## JOB
Scan the material for the word "specific", and copy each line where it shows up.

## DATA FOR THIS EXERCISE
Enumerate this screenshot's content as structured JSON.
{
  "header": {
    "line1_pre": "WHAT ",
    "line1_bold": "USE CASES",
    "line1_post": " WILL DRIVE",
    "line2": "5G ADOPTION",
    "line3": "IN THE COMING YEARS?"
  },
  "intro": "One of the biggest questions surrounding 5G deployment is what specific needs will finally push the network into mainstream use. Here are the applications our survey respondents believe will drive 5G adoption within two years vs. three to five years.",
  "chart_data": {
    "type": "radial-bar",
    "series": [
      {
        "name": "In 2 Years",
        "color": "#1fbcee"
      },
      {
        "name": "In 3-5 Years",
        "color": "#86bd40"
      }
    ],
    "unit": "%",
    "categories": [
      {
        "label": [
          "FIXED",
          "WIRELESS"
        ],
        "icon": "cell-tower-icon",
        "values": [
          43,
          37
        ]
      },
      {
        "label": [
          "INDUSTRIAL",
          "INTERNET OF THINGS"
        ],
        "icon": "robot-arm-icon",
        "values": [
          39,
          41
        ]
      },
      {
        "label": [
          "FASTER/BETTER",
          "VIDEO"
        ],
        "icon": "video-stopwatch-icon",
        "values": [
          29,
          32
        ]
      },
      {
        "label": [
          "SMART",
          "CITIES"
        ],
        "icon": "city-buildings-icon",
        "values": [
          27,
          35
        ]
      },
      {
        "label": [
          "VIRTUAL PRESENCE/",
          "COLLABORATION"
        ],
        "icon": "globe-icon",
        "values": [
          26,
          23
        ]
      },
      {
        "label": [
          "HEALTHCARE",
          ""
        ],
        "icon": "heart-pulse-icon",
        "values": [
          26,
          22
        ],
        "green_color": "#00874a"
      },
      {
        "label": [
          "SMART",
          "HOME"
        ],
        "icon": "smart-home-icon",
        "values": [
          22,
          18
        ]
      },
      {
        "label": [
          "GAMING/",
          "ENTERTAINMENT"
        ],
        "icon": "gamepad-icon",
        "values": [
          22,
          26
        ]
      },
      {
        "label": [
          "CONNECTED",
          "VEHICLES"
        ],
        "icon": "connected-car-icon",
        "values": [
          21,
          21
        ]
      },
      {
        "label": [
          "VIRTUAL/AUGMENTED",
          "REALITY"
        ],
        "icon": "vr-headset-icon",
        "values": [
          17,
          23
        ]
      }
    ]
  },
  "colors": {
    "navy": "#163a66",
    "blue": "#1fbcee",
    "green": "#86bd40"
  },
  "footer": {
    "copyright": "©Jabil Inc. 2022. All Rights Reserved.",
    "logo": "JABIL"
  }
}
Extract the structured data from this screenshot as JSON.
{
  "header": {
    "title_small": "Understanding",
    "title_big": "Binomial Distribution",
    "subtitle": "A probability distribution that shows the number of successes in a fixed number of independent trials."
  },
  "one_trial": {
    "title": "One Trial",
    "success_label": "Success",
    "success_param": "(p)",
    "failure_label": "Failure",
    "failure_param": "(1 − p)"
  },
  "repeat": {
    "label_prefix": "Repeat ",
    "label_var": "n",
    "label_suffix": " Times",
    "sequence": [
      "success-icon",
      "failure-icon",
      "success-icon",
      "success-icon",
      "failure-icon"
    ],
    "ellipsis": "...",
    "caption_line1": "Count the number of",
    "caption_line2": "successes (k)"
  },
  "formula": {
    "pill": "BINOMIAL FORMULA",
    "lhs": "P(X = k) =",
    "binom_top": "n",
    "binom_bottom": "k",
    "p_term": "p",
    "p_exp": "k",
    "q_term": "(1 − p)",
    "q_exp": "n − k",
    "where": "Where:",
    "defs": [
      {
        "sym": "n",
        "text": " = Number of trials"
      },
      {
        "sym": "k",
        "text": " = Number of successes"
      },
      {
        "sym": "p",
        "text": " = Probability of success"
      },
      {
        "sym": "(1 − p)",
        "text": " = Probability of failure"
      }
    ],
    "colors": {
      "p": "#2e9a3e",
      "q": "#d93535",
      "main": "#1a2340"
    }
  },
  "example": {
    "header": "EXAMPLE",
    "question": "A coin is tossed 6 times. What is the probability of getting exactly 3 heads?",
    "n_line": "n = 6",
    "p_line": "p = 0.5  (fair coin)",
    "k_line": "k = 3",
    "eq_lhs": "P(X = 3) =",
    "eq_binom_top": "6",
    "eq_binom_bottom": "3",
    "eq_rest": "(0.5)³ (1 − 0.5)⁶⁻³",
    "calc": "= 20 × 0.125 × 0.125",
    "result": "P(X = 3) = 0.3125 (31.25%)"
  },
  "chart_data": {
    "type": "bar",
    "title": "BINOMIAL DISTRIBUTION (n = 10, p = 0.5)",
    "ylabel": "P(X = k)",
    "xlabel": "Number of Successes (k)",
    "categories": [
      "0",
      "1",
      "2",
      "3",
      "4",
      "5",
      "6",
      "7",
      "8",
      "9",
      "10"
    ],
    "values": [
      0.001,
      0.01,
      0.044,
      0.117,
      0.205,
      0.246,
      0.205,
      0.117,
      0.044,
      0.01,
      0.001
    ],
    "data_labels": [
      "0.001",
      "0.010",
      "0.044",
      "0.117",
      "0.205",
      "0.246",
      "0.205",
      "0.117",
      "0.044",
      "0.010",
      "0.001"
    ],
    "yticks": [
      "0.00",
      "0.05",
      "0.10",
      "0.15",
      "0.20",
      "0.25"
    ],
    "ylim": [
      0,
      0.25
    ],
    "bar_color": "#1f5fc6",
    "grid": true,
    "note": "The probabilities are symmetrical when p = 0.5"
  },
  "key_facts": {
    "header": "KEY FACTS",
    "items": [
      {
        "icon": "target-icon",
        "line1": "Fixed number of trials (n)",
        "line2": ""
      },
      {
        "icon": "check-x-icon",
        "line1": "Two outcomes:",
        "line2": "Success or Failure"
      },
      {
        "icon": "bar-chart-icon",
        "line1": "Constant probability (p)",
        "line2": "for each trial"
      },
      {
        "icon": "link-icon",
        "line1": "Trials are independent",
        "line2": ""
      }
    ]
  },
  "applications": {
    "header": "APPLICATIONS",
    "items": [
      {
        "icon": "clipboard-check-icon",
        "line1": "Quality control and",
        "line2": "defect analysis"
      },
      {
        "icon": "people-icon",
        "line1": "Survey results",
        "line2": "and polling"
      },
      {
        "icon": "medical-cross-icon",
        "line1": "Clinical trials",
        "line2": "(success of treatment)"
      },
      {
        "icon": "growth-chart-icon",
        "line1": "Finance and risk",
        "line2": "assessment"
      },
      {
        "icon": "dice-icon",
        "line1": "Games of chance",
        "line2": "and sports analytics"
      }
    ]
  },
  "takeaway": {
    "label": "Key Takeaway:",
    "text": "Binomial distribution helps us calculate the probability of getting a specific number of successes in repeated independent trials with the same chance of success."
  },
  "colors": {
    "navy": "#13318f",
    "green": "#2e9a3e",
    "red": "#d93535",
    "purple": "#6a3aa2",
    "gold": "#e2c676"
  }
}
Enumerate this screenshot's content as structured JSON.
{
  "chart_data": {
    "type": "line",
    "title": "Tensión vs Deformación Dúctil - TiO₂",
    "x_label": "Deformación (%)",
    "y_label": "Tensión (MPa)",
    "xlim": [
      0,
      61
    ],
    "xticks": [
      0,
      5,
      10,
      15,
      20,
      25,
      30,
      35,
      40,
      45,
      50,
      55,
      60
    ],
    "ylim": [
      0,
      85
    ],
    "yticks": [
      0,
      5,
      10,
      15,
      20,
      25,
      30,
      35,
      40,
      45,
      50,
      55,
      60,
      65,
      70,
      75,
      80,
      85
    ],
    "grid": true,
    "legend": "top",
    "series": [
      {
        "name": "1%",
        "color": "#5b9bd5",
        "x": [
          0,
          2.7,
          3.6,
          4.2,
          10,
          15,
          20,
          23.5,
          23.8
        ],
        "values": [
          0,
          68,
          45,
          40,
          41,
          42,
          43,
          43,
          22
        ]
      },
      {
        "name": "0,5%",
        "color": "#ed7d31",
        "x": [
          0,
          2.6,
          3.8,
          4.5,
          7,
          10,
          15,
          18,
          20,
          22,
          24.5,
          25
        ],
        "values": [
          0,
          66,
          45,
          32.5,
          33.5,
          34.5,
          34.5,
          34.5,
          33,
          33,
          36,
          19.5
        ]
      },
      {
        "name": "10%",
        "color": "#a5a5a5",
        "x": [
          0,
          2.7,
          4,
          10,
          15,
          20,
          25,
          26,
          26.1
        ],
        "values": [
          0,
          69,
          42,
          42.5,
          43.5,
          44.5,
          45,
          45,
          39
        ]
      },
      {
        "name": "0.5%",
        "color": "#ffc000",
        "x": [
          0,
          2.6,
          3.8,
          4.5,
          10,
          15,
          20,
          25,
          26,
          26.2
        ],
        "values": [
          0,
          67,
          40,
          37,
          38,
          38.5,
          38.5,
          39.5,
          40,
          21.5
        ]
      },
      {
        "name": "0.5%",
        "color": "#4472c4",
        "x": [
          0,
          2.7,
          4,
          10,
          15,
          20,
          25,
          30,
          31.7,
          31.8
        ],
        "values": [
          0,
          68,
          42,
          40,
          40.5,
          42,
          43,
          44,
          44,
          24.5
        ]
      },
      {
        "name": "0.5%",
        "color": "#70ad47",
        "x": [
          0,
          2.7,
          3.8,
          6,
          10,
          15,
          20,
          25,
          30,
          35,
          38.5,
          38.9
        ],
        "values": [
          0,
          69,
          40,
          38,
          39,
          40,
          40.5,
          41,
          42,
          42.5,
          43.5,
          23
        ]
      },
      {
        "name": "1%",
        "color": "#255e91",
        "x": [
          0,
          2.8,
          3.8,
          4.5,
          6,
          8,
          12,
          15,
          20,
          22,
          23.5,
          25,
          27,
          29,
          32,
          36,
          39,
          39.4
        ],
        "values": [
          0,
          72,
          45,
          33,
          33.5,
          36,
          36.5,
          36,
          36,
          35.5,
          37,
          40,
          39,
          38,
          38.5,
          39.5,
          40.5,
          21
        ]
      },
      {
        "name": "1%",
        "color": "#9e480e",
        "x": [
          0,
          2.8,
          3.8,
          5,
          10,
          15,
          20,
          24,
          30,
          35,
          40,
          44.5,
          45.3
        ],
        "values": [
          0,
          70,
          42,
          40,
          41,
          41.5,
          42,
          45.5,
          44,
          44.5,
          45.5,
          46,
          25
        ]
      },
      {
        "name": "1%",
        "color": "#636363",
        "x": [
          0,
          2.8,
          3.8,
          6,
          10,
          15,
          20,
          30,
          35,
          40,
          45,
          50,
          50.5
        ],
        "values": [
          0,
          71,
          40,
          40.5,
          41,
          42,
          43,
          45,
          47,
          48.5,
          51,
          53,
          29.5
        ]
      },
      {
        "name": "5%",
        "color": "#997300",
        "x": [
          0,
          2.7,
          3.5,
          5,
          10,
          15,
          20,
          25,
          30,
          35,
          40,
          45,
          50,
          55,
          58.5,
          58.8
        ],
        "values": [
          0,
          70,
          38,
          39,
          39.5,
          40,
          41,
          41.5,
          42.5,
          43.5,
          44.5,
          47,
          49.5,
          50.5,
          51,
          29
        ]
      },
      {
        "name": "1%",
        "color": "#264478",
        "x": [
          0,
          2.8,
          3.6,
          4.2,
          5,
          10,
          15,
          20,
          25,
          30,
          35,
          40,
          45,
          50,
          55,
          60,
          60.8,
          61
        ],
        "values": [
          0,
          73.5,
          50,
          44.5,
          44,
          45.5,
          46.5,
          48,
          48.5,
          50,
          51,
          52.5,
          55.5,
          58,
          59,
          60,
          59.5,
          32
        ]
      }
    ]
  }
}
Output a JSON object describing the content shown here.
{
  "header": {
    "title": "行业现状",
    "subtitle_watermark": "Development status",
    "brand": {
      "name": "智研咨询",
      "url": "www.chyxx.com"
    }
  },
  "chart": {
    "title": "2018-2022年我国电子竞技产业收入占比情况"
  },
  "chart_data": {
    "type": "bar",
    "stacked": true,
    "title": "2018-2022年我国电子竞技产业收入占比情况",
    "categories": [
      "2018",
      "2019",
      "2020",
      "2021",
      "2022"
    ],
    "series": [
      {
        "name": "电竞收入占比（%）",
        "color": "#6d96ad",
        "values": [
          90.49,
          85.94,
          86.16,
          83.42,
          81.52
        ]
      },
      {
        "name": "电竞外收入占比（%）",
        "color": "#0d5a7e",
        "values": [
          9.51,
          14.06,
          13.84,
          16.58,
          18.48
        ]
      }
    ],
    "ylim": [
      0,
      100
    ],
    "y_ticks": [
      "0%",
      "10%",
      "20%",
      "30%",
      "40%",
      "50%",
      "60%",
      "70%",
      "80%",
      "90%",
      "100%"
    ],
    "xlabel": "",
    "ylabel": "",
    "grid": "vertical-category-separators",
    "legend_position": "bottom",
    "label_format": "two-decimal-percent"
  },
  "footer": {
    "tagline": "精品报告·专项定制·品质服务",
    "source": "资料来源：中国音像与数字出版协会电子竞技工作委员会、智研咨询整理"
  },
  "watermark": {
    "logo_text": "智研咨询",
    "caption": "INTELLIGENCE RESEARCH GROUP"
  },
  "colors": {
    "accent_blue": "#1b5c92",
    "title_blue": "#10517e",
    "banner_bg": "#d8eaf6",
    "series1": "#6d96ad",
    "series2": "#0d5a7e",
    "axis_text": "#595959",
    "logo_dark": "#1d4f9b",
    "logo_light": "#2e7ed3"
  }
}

## SOLUTION
  "intro": "One of the biggest questions surrounding 5G deployment is what specific needs will finally push the network into mainstream use. Here are the applications our survey respondents believe will drive 5G adoption within two years vs. three to five years.",
    "text": "Binomial distribution helps us calculate the probability of getting a specific number of successes in repeated independent trials with the same chance of success."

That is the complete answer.